* **DOCUMENT SEGMENT**

UNITED STATES DISTRICT COURT SOUTHERN DISTRICT OF CALIFORNIA
Nov 16, 2012
CASE NO: 11-CV-1699-W-(MDD) (S.D. Cal. Nov. 16, 2012)

Opinion

CASE NO: 11-CV-1699-W-(MDD)

11-16-2012

ALI SHAPOURI and LAURA AMANDA SHAPOURI, Plaintiffs, v. NDEX WEST, LLC, a Delaware Limited Liability Corporation, et al., Defendants.


ORDER DENYING PLAINTIFFS' MOTION TO SET ASIDE JUDGMENT [DOC. 21]

Pending before the Court is Plaintiffs Ali Shapouri and Laura Amanda Shapouri's motion to set aside judgment under Federal Rule of Civil Procedure 60(b). Defendants NDEX West, LLC ("NDEX"), Wells Fargo Bank, National Association ("Wells Fargo"), and Mortgage Electronic Registration Systems Inc. ("MERS") oppose.

The Court decides the matter on the papers submitted and without oral argument. See Civ. L.R. 7.1(d)(1). For the reasons discussed below, the Court DENIES Plaintiffs' motion [Doc. 21].

I. BACKGROUND

On March 21, 2005, Plaintiffs obtained a mortgage loan from the now-defunct Secured Bankers Mortgage Company ("SBMC") for real property located at 7759 Via Zafiro, Rancho Santa Fe, California (the "Property"). (FAC [Doc.9] ¶¶ 1, 24.) The loan was secured by a Deed of Trust in favor of SBMC, which named MERS as beneficiary. (Id. ¶ 32; NDEX's Req. Judicial Notice ("RJN") [Doc. 13] Ex. 2.) Later, Wells Fargo took over for SBMC as the servicer of the loan. (FAC ¶ 45.)

On August 3, 2010, NDEX filed a Notice of Default and Election to Sell under Deed of Trust with the San Diego County Recorder's Office. (See RJN Ex. 4.) NDEX then filed a Notice of Trustee's Sale on November 4, 2010, declaring that a sale would take place on November 29, 2010. (Id. Ex. 6.) The sale did not go forward.

On June 30, 2011, Plaintiffs filed this lawsuit in the San Diego Superior Court, alleging 17 state and federal causes of action. On August 1, 2011, Wells Fargo and MERS removed the action to this Court under diversity and federal question jurisdiction. Thereafter, Defendants Wells Fargo and MERS filed a motion to dismiss the complaint based on, among other grounds, the expiration of the relevant statute of limitations. On December 16, 2011, this Court granted the motion, but also granted leave to amend claims that were found to be time barred. (See 12/16/11 Order [Doc. 8], 6:22-7:9, 8:7-9, 10:24-11:6.)

On December 28, 2011, Plaintiffs filed the FAC asserting five causes of action. On January 11, 2012, Wells Fargo and MERS (hereinafter collectively, "Wells Fargo") filed another motion to dismiss, and on January 18, 2012, NDEX filed a motion to dismiss the FAC. Plaintiffs filed an opposition to NDEX's motion, but not to Wells Fargo's motion.

* **GIVEN REQUEST A**
In the Shapouri court order, on what date did the plaintiffs file their lawsuit in the San Diego Superior Court?
* **GIVEN REQUEST B**
Pick up the Shapouri court order after its last sentence and carry it forward.

* **DATA ROWS**
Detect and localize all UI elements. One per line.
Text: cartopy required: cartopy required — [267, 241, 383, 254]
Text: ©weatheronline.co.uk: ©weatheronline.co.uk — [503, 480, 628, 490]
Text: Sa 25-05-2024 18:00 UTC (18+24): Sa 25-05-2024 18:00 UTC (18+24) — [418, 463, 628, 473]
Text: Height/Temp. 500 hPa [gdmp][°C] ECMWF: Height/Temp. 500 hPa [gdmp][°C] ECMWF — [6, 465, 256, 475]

* **EXPECTED ANSWER A**
June 30, 2011.

* **EXPECTED ANSWER B**
On July 23, 2012, this Court granted the motions to dismiss the FAC. (See Dismissal Order [Doc. 19].) The Dismissal Order was based on Plaintiffs' failure to oppose, as well as on the Court's evaluation of the merits of both motions. Plaintiffs now seek to set aside the Dismissal Order.

II. ANALYSIS

Federal Rule of Civil Procedure 60(b)(1) permits a court to "relieve a party or its legal representative from a final judgment, order, or proceeding" on grounds of "mistake, inadvertence, surprise, or excusable neglect." As the Ninth Circuit has recognized, "Rule 60(b) is remedial in nature and . . . must be liberally applied." TCI Group Life Ins. Plan v. Knoebber, 244 F.3d 691, 696 (9th Cir. 2001) (quoting Falk v. Allen, 739 F.2d 461, 463 (9th Cir. 1984)). Relief under rule 60(b), however, is not a matter of right, and courts have discretion whether to grant it. See Carter v. United States, 973 F.2d 1479, 1489 (9th Cir. 1992.)

The determination of whether a party's inaction in a case constitutes excusable neglect is "at bottom an equitable one, taking account of all relevant circumstances surrounding the party's omission." Briones v. Riviera Hotel & Casino, 116 F.3d 379, 381 (9th Cir. 1997) (quoting Pioneer Inv. Servs. Co. v. Brunswick Assocs. Ltd. P'ship, 507 U.S. 380, 391 (1993)). When deciding if a party's failure to meet a court deadline is excusable under Rule 60(b)(1), the Ninth Circuit has instructed courts to apply a four-factor balancing test that considers (1) "the danger of prejudice to the [non-moving party]," (2) "the length of the delay and its potential impact on judicial proceedings," (3) "the reason for the delay, including whether it was within the reasonable control of the movant," and (4) "whether the movant acted in good faith." Id. at 381-82 (quoting Pioneer Inv. Servs. Co., 507 U.S. at 391).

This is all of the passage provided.